Only the lines from the one containing "Enumerate this screenshot's" through the end of the material are to be echoed, each exactly as it appears.

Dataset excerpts
###

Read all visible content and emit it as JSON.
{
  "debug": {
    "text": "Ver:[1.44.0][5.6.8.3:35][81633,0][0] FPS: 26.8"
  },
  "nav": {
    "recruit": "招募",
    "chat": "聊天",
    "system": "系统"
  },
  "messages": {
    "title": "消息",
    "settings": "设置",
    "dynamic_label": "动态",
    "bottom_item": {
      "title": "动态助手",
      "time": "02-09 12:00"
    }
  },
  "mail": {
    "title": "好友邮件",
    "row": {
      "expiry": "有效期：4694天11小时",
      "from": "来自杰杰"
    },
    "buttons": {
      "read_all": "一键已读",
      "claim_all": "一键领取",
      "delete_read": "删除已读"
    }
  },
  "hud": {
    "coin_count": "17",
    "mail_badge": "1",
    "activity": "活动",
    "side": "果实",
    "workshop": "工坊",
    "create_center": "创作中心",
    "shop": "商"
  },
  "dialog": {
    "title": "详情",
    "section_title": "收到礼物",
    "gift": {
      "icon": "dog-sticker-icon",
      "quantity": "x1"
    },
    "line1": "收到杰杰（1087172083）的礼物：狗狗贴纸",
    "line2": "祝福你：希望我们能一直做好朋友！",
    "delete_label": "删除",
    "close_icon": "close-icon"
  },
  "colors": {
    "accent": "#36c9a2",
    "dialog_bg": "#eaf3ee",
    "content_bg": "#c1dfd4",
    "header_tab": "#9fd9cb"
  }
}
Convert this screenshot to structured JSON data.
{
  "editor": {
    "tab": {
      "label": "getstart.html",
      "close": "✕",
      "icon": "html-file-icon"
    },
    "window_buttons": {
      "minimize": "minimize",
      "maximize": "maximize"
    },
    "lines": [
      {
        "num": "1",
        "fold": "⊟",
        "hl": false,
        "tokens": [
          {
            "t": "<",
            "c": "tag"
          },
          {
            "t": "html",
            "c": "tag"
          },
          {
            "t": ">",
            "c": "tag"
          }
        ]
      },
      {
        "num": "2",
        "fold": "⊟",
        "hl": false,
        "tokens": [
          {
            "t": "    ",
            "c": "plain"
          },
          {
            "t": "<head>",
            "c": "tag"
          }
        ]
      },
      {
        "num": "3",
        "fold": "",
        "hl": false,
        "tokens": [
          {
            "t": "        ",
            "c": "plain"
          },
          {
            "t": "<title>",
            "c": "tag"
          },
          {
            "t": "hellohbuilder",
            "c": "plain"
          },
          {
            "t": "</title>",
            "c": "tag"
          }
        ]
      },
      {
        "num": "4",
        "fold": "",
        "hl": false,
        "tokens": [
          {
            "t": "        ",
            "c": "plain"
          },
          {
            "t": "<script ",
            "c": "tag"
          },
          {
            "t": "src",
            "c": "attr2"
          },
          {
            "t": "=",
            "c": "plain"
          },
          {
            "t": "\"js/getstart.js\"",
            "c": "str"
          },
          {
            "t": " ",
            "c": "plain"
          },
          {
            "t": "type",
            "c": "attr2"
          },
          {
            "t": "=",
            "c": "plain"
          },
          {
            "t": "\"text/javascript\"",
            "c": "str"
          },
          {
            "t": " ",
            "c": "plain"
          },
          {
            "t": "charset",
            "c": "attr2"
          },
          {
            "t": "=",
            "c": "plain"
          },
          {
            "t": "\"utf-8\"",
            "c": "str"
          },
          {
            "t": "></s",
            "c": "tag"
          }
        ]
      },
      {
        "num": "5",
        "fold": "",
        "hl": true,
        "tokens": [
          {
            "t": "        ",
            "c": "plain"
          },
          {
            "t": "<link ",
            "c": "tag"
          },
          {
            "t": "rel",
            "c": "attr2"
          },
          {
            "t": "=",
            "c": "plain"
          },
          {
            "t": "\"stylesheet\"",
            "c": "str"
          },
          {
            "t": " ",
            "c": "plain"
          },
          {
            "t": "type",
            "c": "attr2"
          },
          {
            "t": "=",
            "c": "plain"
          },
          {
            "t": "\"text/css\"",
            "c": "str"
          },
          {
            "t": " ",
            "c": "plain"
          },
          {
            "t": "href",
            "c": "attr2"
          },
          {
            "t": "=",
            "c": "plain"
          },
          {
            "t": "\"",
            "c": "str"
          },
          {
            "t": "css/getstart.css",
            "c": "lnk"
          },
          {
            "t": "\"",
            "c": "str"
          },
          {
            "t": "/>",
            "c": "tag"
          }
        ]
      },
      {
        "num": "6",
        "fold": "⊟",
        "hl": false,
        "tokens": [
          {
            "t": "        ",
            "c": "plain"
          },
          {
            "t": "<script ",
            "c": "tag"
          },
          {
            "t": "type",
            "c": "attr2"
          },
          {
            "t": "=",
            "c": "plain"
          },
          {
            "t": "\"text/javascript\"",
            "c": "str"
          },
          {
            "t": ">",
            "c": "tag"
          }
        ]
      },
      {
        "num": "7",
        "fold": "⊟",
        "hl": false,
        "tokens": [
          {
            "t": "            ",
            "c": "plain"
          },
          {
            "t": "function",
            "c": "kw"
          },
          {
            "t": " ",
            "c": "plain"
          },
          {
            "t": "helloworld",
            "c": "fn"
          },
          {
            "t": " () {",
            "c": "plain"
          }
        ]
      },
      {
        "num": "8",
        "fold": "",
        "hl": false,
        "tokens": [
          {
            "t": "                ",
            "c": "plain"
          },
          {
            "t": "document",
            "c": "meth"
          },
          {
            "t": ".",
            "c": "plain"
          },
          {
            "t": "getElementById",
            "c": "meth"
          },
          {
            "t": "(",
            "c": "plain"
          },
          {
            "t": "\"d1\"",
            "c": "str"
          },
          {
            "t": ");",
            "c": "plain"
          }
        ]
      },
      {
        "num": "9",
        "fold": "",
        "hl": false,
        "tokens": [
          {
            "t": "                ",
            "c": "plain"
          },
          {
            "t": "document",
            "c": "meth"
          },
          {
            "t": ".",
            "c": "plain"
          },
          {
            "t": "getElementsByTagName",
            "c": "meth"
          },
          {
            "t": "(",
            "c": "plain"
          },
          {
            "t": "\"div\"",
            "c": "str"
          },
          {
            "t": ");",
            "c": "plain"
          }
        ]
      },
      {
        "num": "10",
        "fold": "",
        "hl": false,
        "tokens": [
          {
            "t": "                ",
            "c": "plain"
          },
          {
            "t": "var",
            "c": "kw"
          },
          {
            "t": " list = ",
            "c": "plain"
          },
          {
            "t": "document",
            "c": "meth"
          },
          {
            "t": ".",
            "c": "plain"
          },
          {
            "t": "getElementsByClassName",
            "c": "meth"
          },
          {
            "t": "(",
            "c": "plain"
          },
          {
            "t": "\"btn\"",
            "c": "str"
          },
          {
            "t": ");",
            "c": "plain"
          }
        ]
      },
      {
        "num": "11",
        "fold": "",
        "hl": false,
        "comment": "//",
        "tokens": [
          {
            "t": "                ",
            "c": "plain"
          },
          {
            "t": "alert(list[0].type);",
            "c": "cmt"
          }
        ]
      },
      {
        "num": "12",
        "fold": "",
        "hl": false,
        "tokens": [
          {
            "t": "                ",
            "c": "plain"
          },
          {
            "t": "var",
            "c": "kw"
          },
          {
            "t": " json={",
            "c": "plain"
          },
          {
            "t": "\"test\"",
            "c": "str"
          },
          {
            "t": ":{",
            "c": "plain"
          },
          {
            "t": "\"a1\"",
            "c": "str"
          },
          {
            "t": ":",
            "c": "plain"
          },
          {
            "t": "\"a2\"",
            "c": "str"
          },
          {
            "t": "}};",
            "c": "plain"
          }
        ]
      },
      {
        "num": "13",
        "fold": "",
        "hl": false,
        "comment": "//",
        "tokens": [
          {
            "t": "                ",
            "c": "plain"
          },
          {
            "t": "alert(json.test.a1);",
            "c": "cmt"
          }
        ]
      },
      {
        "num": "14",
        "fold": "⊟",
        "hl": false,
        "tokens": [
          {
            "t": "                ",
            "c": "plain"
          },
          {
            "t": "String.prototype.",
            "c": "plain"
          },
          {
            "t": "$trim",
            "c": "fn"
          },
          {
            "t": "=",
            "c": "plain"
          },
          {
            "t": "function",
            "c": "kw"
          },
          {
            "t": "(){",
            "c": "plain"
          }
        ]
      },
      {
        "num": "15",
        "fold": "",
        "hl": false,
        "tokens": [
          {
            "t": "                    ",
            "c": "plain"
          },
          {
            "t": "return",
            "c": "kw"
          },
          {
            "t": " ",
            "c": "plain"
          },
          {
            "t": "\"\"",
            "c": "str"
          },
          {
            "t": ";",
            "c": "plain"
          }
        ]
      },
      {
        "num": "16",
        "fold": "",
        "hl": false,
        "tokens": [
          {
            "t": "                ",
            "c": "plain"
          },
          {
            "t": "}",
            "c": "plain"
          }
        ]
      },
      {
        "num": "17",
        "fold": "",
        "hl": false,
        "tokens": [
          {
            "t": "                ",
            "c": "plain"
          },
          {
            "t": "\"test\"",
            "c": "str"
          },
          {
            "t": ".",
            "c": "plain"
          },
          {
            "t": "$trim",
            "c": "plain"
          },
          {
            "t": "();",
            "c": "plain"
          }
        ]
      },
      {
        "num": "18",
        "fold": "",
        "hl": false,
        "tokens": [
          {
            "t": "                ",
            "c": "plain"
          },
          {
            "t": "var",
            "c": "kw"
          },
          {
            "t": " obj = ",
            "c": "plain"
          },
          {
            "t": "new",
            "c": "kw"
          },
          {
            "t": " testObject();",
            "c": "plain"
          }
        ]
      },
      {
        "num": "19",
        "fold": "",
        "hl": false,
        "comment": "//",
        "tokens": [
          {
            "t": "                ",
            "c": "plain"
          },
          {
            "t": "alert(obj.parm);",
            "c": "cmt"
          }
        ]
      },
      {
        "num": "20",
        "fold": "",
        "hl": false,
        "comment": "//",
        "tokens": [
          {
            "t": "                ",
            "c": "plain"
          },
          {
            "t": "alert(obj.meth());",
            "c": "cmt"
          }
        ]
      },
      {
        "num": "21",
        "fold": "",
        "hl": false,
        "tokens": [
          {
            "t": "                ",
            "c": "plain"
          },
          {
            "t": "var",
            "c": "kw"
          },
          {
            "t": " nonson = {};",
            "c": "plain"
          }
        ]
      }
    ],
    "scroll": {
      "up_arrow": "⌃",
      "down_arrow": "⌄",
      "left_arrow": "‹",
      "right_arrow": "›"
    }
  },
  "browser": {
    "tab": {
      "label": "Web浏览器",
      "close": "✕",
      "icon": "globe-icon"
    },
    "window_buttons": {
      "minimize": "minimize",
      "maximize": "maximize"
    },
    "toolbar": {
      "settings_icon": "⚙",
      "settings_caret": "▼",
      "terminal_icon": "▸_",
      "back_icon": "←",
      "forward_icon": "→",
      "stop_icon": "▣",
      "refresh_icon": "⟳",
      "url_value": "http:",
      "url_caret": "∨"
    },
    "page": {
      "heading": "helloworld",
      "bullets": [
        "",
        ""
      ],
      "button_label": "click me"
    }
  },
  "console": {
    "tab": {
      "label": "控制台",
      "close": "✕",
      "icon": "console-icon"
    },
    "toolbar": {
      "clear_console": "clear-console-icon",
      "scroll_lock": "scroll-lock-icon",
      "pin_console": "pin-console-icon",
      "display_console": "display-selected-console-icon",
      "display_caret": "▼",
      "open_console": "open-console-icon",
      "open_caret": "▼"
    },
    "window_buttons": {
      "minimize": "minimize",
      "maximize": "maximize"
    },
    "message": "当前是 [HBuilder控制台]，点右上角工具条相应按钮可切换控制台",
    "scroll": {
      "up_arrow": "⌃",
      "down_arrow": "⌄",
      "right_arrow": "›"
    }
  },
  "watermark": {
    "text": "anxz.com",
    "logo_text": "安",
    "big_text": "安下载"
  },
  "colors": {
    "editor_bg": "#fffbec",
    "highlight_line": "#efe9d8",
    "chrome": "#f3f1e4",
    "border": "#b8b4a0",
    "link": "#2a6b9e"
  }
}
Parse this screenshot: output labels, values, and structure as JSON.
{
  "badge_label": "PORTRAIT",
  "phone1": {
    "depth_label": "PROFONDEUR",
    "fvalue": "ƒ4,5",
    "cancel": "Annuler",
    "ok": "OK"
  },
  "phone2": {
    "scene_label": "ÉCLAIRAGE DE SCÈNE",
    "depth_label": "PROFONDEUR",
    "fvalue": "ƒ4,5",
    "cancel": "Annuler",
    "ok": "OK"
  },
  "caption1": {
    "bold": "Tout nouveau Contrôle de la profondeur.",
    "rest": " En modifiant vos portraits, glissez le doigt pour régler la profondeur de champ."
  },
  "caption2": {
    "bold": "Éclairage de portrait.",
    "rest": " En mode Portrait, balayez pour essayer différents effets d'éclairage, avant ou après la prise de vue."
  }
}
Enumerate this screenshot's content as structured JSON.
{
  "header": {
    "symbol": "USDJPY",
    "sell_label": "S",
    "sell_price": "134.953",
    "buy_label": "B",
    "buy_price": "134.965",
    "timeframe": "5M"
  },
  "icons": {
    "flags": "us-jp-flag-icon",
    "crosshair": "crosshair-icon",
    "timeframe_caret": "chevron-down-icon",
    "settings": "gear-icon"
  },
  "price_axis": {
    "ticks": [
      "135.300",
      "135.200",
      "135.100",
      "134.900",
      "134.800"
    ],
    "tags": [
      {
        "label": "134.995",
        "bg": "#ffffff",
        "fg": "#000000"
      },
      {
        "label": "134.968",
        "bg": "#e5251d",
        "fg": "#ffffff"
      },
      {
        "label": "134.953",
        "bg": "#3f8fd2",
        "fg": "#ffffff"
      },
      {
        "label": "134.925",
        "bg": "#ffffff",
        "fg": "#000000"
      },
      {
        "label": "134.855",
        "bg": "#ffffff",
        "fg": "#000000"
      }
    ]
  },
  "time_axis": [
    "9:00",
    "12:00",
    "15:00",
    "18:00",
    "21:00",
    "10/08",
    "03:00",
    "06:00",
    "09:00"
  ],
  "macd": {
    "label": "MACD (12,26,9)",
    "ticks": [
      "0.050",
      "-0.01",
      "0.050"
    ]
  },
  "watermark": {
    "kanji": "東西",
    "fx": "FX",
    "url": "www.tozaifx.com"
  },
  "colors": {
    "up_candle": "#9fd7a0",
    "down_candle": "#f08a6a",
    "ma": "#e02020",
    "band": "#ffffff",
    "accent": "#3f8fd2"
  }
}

###

RESPONSE BELOW:
Enumerate this screenshot's content as structured JSON.
{
  "header": {
    "symbol": "USDJPY",
    "sell_label": "S",
    "sell_price": "134.953",
    "buy_label": "B",
    "buy_price": "134.965",
    "timeframe": "5M"
  },
  "icons": {
    "flags": "us-jp-flag-icon",
    "crosshair": "crosshair-icon",
    "timeframe_caret": "chevron-down-icon",
    "settings": "gear-icon"
  },
  "price_axis": {
    "ticks": [
      "135.300",
      "135.200",
      "135.100",
      "134.900",
      "134.800"
    ],
    "tags": [
      {
        "label": "134.995",
        "bg": "#ffffff",
        "fg": "#000000"
      },
      {
        "label": "134.968",
        "bg": "#e5251d",
        "fg": "#ffffff"
      },
      {
        "label": "134.953",
        "bg": "#3f8fd2",
        "fg": "#ffffff"
      },
      {
        "label": "134.925",
        "bg": "#ffffff",
        "fg": "#000000"
      },
      {
        "label": "134.855",
        "bg": "#ffffff",
        "fg": "#000000"
      }
    ]
  },
  "time_axis": [
    "9:00",
    "12:00",
    "15:00",
    "18:00",
    "21:00",
    "10/08",
    "03:00",
    "06:00",
    "09:00"
  ],
  "macd": {
    "label": "MACD (12,26,9)",
    "ticks": [
      "0.050",
      "-0.01",
      "0.050"
    ]
  },
  "watermark": {
    "kanji": "東西",
    "fx": "FX",
    "url": "www.tozaifx.com"
  },
  "colors": {
    "up_candle": "#9fd7a0",
    "down_candle": "#f08a6a",
    "ma": "#e02020",
    "band": "#ffffff",
    "accent": "#3f8fd2"
  }
}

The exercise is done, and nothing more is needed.